*Extracted information*:
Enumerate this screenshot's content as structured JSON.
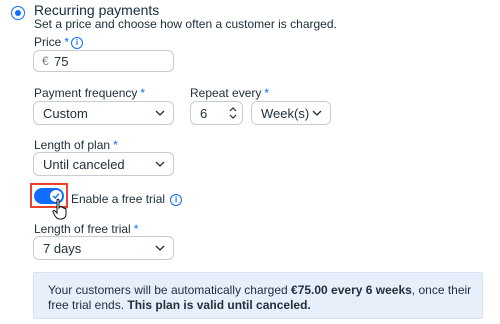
{
  "header": {
    "title": "Recurring payments",
    "subtitle": "Set a price and choose how often a customer is charged."
  },
  "price": {
    "label": "Price",
    "required": "*",
    "currency": "€",
    "value": "75"
  },
  "payment_frequency": {
    "label": "Payment frequency",
    "required": "*",
    "value": "Custom"
  },
  "repeat_every": {
    "label": "Repeat every",
    "required": "*",
    "value": "6",
    "unit": "Week(s)"
  },
  "length_of_plan": {
    "label": "Length of plan",
    "required": "*",
    "value": "Until canceled"
  },
  "free_trial": {
    "label": "Enable a free trial",
    "enabled": true
  },
  "length_of_free_trial": {
    "label": "Length of free trial",
    "required": "*",
    "value": "7 days"
  },
  "summary": {
    "part1": "Your customers will be automatically charged ",
    "amount": "€75.00 every 6 weeks",
    "part2": ", once their free trial ends. ",
    "bold_end": "This plan is valid until canceled."
  },
  "colors": {
    "accent": "#116dff",
    "highlight_border": "#e8432b",
    "info_bg": "#e7f0fa"
  },
  "icons": [
    "radio-selected",
    "info-icon",
    "chevron-down-icon",
    "stepper-arrows-icon",
    "checkmark-icon",
    "hand-cursor-icon"
  ]
}
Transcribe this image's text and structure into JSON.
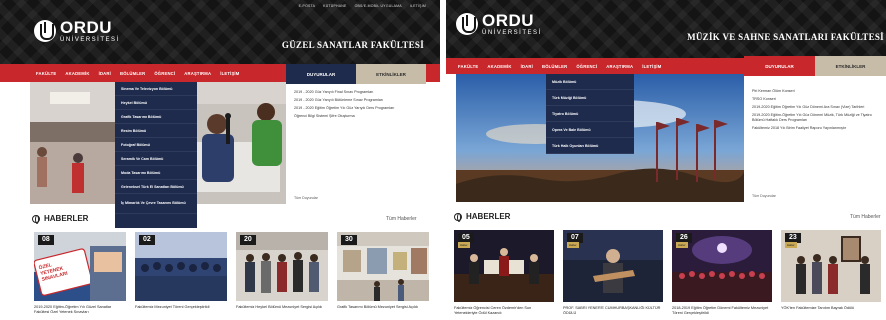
{
  "panel1": {
    "top_links": [
      "E-POSTA",
      "KÜTÜPHANE",
      "OBS/E-MOBİL UYGULAMA",
      "İLETİŞİM"
    ],
    "logo": {
      "name": "ORDU",
      "sub": "ÜNİVERSİTESİ"
    },
    "faculty": "GÜZEL SANATLAR FAKÜLTESİ",
    "nav": [
      "FAKÜLTE",
      "AKADEMİK",
      "İDARİ",
      "BÖLÜMLER",
      "ÖĞRENCİ",
      "ARAŞTIRMA",
      "İLETİŞİM"
    ],
    "tabs": {
      "announcements": "DUYURULAR",
      "events": "ETKİNLİKLER"
    },
    "dropdown": [
      "Sinema Ve Televizyon Bölümü",
      "Heykel Bölümü",
      "Grafik Tasarımı Bölümü",
      "Resim Bölümü",
      "Fotoğraf Bölümü",
      "Seramik Ve Cam Bölümü",
      "Moda Tasarımı Bölümü",
      "Geleneksel Türk El Sanatları Bölümü",
      "İç Mimarlık Ve Çevre Tasarımı Bölümü"
    ],
    "announcements": [
      "2019 - 2020 Güz Yarıyılı Final Sınav Programları",
      "2019 - 2020 Güz Yarıyılı Bütünleme Sınav Programları",
      "2019 - 2020 Eğitim Öğretim Yılı Güz Yarıyılı Ders Programları",
      "Öğrenci Bilgi Sistemi Şifre Oluşturma"
    ],
    "all_announcements": "Tüm Duyurular",
    "news_title": "HABERLER",
    "all_news": "Tüm Haberler",
    "news": [
      {
        "date": "08",
        "caption": "2019-2020 Eğitim-Öğretim Yılı Güzel Sanatlar Fakültesi Özel Yetenek Sınavları"
      },
      {
        "date": "02",
        "caption": "Fakültemiz Mezuniyet Töreni Gerçekleştirildi"
      },
      {
        "date": "20",
        "caption": "Fakültemiz Heykel Bölümü Mezuniyet Sergisi Açıldı"
      },
      {
        "date": "30",
        "caption": "Grafik Tasarımı Bölümü Mezuniyet Sergisi Açıldı"
      }
    ],
    "poster_text": [
      "ÖZEL",
      "YETENEK",
      "SINAVLARI"
    ]
  },
  "panel2": {
    "logo": {
      "name": "ORDU",
      "sub": "ÜNİVERSİTESİ"
    },
    "faculty": "MÜZİK VE SAHNE SANATLARI FAKÜLTESİ",
    "nav": [
      "FAKÜLTE",
      "AKADEMİK",
      "İDARİ",
      "BÖLÜMLER",
      "ÖĞRENCİ",
      "ARAŞTIRMA",
      "İLETİŞİM"
    ],
    "tabs": {
      "announcements": "DUYURULAR",
      "events": "ETKİNLİKLER"
    },
    "dropdown": [
      "Müzik Bölümü",
      "Türk Müziği Bölümü",
      "Tiyatro Bölümü",
      "Opera Ve Bale Bölümü",
      "Türk Halk Oyunları Bölümü"
    ],
    "announcements": [
      "Piri Kerman Ölüm Konseri",
      "TRSO Konseri",
      "2019-2020 Eğitim Öğretim Yılı Güz Dönemi Ara Sınav (Vize) Tarihleri",
      "2019-2020 Eğitim-Öğretim Yılı Güz Dönemi Müzik, Türk Müziği ve Tiyatro Bölümü Haftalık Ders Programları",
      "Fakültemiz 2018 Yılı Birim Faaliyet Raporu Yayınlanmıştır"
    ],
    "all_announcements": "Tüm Duyurular",
    "news_title": "HABERLER",
    "all_news": "Tüm Haberler",
    "news": [
      {
        "date": "05",
        "tag": "Haber",
        "caption": "Fakültemiz Öğrencisi Ceren Özdemir'den Sun Yetenekleriyle Ödül Kazandı"
      },
      {
        "date": "07",
        "tag": "Haber",
        "caption": "PROF. SABRİ YENER'E CUMHURBAŞKANLIĞI KÜLTÜR ÖDÜLÜ"
      },
      {
        "date": "26",
        "tag": "Haber",
        "caption": "2018-2019 Eğitim Öğretim Dönemi Fakültemiz Mezuniyet Töreni Gerçekleştirildi"
      },
      {
        "date": "23",
        "tag": "Haber",
        "caption": "YÖK'ten Fakültemize Tanıtım Bayrak Ödülü"
      }
    ]
  },
  "colors": {
    "nav_red": "#c8282c",
    "navy": "#1e2b4d",
    "beige": "#c7bca8",
    "header_dark": "#141414"
  }
}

*Exercise brief*: Read the data above and pull out each line that holds the string "Öğretim".

*Answer to the task*:
      "2019 - 2020 Eğitim Öğretim Yılı Güz Yarıyılı Ders Programları",
        "caption": "2019-2020 Eğitim-Öğretim Yılı Güzel Sanatlar Fakültesi Özel Yetenek Sınavları"
      "2019-2020 Eğitim Öğretim Yılı Güz Dönemi Ara Sınav (Vize) Tarihleri",
      "2019-2020 Eğitim-Öğretim Yılı Güz Dönemi Müzik, Türk Müziği ve Tiyatro Bölümü Haftalık Ders Programları",
        "caption": "2018-2019 Eğitim Öğretim Dönemi Fakültemiz Mezuniyet Töreni Gerçekleştirildi"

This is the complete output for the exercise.